Return each line containing the string "marker".

DATA LINES:
......
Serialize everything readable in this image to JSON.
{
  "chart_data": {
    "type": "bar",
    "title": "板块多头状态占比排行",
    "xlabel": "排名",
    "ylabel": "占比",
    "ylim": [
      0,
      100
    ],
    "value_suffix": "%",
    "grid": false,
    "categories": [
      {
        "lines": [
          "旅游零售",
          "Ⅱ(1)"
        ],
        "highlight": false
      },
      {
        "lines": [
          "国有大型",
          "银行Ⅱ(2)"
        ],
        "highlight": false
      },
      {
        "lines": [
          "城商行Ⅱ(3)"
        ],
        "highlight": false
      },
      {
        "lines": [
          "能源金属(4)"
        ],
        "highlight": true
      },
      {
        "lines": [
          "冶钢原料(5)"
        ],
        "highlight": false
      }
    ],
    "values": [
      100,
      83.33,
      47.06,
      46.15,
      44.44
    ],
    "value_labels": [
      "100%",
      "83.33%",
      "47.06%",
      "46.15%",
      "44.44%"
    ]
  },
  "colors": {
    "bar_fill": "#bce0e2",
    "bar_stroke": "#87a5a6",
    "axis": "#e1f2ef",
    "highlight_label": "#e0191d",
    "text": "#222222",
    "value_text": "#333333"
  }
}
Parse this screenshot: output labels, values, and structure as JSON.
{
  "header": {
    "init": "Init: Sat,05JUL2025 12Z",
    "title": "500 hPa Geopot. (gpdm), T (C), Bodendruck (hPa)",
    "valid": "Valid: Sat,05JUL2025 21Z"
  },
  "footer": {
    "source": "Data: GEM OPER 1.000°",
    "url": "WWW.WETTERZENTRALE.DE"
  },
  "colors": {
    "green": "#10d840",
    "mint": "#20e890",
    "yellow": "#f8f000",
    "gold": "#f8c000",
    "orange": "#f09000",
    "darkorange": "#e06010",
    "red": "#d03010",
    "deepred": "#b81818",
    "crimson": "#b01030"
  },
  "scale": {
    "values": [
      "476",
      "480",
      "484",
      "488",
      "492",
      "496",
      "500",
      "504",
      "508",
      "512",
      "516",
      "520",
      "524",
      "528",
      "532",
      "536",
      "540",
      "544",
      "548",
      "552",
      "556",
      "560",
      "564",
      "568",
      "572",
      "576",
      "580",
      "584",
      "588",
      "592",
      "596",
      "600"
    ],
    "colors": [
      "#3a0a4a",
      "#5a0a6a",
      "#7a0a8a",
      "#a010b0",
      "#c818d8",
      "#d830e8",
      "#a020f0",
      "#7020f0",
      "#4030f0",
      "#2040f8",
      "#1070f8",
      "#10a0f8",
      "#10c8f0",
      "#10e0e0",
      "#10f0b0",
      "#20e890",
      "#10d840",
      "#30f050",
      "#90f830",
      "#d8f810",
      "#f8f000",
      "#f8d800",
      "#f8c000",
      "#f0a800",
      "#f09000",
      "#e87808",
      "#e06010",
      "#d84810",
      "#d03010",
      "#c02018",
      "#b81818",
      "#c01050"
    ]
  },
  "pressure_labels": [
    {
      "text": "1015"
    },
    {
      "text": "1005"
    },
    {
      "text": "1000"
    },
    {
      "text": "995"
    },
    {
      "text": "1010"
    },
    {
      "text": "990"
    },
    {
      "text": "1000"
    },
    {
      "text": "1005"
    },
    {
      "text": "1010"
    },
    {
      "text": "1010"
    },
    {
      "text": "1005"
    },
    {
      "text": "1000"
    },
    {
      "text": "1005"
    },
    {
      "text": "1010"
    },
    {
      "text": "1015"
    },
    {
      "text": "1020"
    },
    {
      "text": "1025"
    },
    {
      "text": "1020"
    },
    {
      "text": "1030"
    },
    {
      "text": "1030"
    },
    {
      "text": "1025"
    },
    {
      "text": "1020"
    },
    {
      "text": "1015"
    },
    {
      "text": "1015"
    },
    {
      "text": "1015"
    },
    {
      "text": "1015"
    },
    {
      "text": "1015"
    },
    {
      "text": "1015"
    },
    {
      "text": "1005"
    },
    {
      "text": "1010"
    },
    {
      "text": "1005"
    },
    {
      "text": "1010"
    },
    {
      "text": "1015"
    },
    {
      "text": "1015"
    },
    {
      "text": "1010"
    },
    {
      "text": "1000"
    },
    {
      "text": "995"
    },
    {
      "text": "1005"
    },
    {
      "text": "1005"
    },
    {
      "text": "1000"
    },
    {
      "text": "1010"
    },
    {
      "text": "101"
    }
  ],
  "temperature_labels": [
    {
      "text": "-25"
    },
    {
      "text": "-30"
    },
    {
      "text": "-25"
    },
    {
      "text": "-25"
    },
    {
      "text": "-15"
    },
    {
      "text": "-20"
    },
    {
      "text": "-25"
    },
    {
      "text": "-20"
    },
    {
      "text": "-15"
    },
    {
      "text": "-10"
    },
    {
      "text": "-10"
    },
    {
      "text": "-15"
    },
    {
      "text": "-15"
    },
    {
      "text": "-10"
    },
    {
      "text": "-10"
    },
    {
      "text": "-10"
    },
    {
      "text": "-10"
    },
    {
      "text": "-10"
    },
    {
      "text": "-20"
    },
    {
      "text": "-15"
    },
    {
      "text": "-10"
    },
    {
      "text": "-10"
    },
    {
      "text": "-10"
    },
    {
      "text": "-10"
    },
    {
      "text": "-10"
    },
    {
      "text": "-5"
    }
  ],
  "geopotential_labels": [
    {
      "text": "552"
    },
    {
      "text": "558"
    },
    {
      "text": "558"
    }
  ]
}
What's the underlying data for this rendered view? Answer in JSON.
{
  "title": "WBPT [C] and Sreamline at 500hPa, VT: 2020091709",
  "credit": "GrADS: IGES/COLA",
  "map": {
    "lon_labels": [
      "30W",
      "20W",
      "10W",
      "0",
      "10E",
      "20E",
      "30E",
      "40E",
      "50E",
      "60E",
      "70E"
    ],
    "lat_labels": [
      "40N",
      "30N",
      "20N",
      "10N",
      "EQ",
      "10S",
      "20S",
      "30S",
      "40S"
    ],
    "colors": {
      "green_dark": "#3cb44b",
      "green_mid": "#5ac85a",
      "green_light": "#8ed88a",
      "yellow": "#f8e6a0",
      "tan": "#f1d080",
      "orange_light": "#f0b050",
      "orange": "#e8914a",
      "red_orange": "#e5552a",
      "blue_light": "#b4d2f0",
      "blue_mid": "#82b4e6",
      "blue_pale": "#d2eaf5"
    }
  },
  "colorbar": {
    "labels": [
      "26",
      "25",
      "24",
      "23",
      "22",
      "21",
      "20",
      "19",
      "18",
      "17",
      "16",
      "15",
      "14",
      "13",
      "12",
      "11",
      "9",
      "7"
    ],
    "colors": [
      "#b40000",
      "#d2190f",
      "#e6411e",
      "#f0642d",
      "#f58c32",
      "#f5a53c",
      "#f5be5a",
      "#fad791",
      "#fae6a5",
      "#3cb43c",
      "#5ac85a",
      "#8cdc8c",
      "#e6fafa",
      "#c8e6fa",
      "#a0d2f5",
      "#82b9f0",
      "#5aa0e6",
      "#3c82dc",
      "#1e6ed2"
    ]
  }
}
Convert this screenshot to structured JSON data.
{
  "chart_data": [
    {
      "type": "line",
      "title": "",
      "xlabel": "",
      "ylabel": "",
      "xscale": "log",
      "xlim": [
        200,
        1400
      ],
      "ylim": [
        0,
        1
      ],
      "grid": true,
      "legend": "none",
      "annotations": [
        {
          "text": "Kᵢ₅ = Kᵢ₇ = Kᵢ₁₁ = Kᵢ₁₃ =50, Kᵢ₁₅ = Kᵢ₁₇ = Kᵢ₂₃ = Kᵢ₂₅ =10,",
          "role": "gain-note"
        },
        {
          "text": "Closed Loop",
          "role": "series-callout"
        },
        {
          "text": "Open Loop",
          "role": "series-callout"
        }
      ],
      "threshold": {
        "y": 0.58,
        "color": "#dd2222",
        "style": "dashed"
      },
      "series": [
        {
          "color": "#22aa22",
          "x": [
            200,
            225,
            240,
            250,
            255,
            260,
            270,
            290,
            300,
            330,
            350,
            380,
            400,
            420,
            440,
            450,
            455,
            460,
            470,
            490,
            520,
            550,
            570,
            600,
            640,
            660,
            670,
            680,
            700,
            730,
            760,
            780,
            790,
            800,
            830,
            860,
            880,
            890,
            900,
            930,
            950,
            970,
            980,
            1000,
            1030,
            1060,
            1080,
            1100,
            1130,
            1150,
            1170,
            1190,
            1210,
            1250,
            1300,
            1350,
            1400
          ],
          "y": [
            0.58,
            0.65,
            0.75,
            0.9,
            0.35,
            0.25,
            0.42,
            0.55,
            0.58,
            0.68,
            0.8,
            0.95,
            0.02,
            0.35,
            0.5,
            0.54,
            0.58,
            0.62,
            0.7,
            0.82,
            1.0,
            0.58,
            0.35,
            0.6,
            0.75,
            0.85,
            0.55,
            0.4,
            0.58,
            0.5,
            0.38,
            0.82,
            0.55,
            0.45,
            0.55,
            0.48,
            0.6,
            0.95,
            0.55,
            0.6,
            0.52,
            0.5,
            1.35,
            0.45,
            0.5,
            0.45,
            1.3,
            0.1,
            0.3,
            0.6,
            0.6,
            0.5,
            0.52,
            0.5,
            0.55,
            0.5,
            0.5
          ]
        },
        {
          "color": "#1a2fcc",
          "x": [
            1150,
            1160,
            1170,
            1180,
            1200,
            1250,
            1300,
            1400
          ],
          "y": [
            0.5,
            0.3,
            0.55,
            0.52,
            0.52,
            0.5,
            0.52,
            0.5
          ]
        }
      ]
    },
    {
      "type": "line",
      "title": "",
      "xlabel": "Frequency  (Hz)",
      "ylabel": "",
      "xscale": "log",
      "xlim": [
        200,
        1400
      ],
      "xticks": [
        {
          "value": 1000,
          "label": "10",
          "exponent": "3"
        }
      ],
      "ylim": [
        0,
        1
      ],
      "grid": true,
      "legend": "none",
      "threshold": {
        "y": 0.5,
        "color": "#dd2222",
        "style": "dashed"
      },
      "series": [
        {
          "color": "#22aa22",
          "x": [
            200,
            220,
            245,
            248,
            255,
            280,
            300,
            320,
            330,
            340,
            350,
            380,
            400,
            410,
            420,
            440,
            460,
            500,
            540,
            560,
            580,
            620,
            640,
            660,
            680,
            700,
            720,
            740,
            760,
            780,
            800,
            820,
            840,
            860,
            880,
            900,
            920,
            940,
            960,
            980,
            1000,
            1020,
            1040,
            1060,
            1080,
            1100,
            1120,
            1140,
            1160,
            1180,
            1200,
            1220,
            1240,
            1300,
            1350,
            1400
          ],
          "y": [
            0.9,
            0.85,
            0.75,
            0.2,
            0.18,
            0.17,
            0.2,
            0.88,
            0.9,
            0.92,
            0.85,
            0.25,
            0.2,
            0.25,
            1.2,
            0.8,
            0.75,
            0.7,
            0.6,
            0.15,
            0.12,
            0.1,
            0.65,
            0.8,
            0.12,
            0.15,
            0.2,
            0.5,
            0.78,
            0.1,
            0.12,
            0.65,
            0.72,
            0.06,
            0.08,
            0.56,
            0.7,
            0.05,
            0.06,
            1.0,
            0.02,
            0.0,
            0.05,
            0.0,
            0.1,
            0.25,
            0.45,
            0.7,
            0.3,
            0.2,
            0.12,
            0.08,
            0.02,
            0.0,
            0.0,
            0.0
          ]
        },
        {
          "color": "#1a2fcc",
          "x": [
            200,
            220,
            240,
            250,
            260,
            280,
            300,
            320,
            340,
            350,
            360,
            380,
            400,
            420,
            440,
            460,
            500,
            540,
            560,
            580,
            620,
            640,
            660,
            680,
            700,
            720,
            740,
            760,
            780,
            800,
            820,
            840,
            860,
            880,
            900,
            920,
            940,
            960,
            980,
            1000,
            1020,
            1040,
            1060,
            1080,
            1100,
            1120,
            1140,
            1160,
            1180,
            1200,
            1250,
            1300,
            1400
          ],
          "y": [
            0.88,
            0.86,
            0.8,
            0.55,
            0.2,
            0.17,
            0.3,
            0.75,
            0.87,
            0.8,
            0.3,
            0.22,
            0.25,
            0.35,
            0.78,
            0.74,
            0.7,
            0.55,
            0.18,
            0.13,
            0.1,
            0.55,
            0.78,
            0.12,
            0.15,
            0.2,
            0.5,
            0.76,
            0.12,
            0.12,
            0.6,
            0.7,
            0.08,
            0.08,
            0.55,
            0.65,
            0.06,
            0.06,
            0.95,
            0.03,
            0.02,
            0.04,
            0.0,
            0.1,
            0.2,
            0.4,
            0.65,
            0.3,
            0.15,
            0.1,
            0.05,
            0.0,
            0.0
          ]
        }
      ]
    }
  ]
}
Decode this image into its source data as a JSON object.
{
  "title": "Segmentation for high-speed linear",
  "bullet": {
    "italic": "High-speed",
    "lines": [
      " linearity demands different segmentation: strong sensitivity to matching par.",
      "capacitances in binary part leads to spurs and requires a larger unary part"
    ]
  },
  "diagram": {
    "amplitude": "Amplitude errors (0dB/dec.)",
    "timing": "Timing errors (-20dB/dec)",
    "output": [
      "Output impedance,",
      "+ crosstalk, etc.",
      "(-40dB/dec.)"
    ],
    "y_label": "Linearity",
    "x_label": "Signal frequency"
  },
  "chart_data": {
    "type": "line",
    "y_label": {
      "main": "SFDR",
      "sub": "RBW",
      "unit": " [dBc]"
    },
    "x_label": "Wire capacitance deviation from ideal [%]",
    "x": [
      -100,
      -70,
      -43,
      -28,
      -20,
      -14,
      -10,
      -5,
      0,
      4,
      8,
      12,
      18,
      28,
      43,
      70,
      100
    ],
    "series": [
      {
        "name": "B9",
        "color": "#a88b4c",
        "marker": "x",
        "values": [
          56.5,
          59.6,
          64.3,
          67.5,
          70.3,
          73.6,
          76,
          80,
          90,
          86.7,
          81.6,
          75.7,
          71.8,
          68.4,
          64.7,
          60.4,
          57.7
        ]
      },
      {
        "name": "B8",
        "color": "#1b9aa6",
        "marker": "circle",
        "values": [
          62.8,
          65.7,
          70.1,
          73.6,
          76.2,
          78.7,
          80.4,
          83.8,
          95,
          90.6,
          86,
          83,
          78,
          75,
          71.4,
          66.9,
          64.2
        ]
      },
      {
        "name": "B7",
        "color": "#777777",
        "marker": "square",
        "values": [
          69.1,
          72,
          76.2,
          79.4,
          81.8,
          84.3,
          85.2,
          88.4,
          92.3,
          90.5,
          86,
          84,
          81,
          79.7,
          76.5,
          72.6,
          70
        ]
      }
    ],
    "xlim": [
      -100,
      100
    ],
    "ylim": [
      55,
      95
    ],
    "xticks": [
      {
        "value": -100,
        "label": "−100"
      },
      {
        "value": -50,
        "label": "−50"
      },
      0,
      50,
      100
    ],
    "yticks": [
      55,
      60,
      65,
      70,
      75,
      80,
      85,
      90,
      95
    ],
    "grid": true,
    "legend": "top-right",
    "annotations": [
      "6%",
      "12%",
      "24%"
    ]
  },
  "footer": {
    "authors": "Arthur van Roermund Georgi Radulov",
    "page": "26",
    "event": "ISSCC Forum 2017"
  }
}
......
EXERCISE OUTPUT:
        "marker": "x",
        "marker": "circle",
        "marker": "square",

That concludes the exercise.